[THE TASK] Identify and pull out each line of the entries in which "label" occurs.

Records that describe figures
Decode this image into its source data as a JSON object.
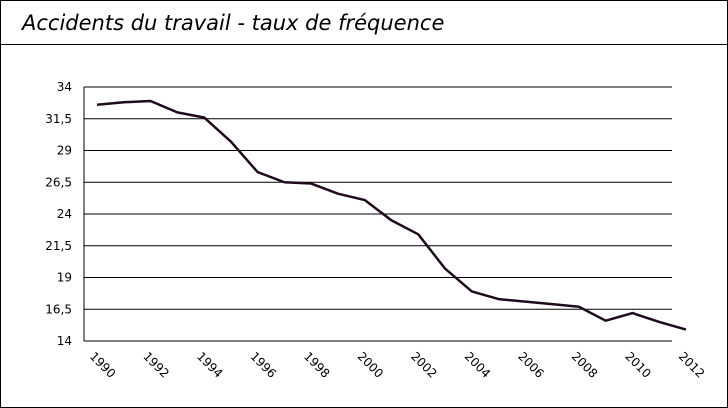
{
  "chart_data": {
    "type": "line",
    "title": "Accidents du travail - taux de fréquence",
    "categories": [
      "1990",
      null,
      "1992",
      null,
      "1994",
      null,
      "1996",
      null,
      "1998",
      null,
      "2000",
      null,
      "2002",
      null,
      "2004",
      null,
      "2006",
      null,
      "2008",
      null,
      "2010",
      null,
      "2012"
    ],
    "series": [
      {
        "color": "#1f0a1e",
        "values": [
          32.6,
          32.8,
          32.9,
          32.0,
          31.6,
          29.7,
          27.3,
          26.5,
          26.4,
          25.6,
          25.1,
          23.5,
          22.4,
          19.7,
          17.9,
          17.3,
          17.1,
          16.9,
          16.7,
          15.6,
          16.2,
          15.5,
          14.9
        ]
      }
    ],
    "ylim": [
      14,
      34
    ],
    "yticks": [
      14,
      {
        "value": 16.5,
        "label": "16,5"
      },
      19,
      {
        "value": 21.5,
        "label": "21,5"
      },
      24,
      {
        "value": 26.5,
        "label": "26,5"
      },
      29,
      {
        "value": 31.5,
        "label": "31,5"
      },
      34
    ],
    "grid": true
  }
}
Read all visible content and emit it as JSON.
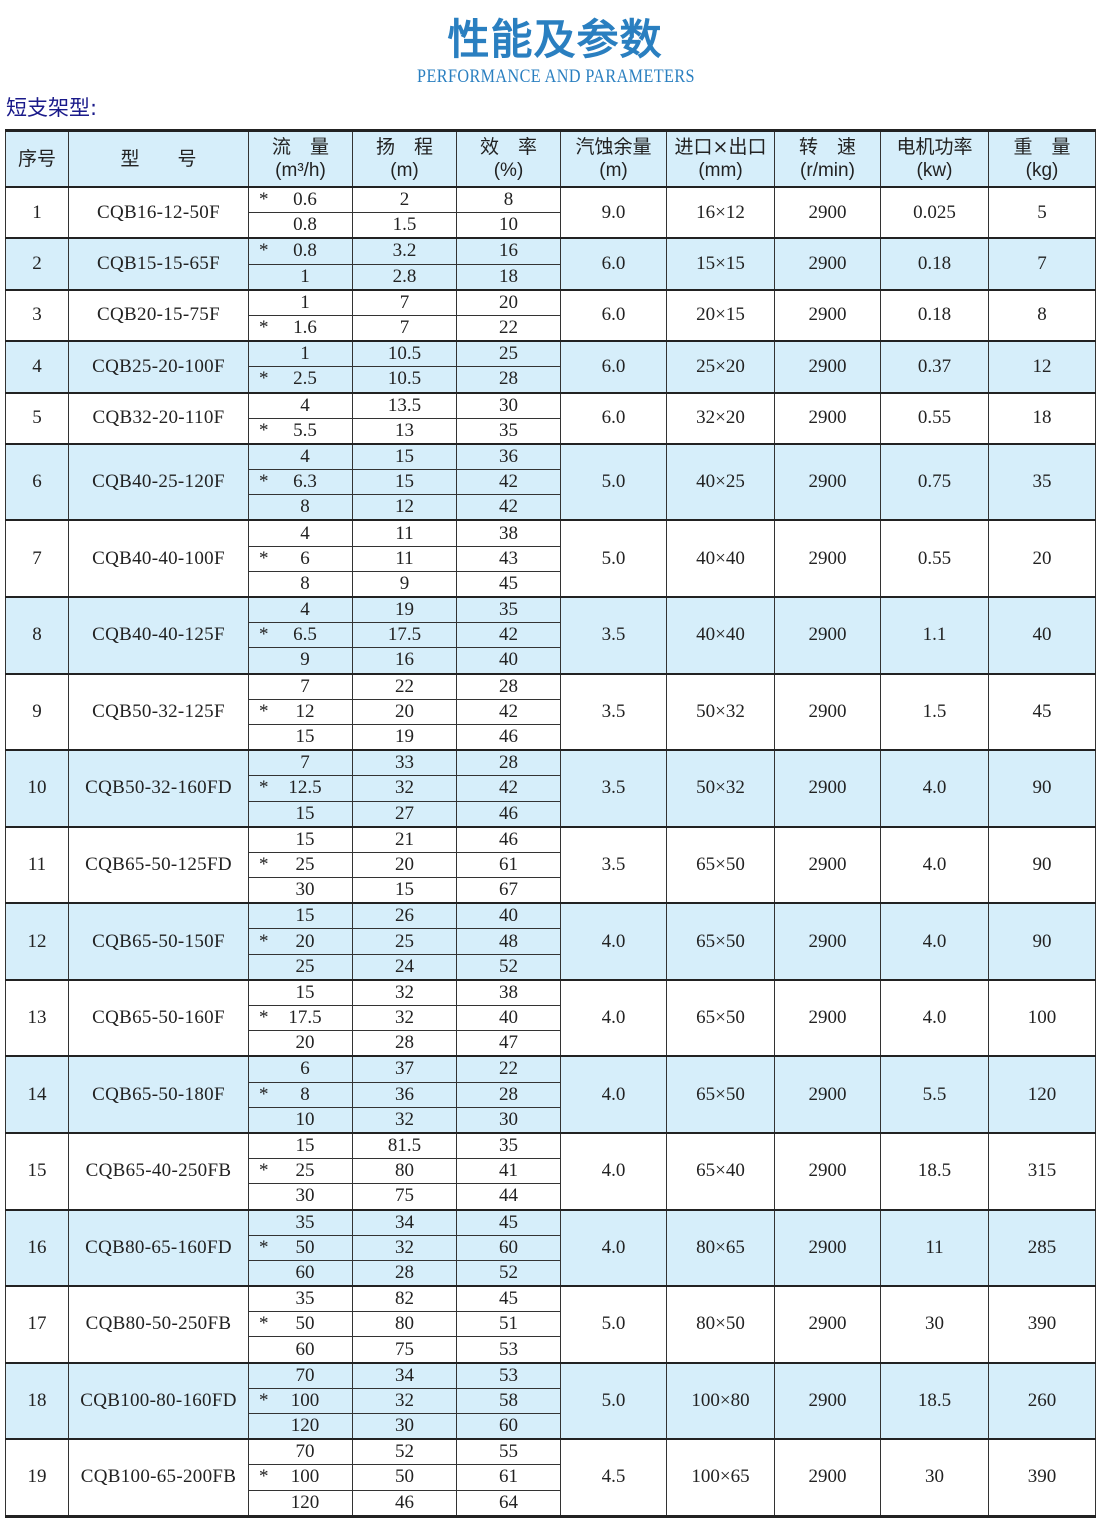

[RIGHT ANSWER]
        "label": "16,5"
        "label": "21,5"
        "label": "26,5"
        "label": "31,5"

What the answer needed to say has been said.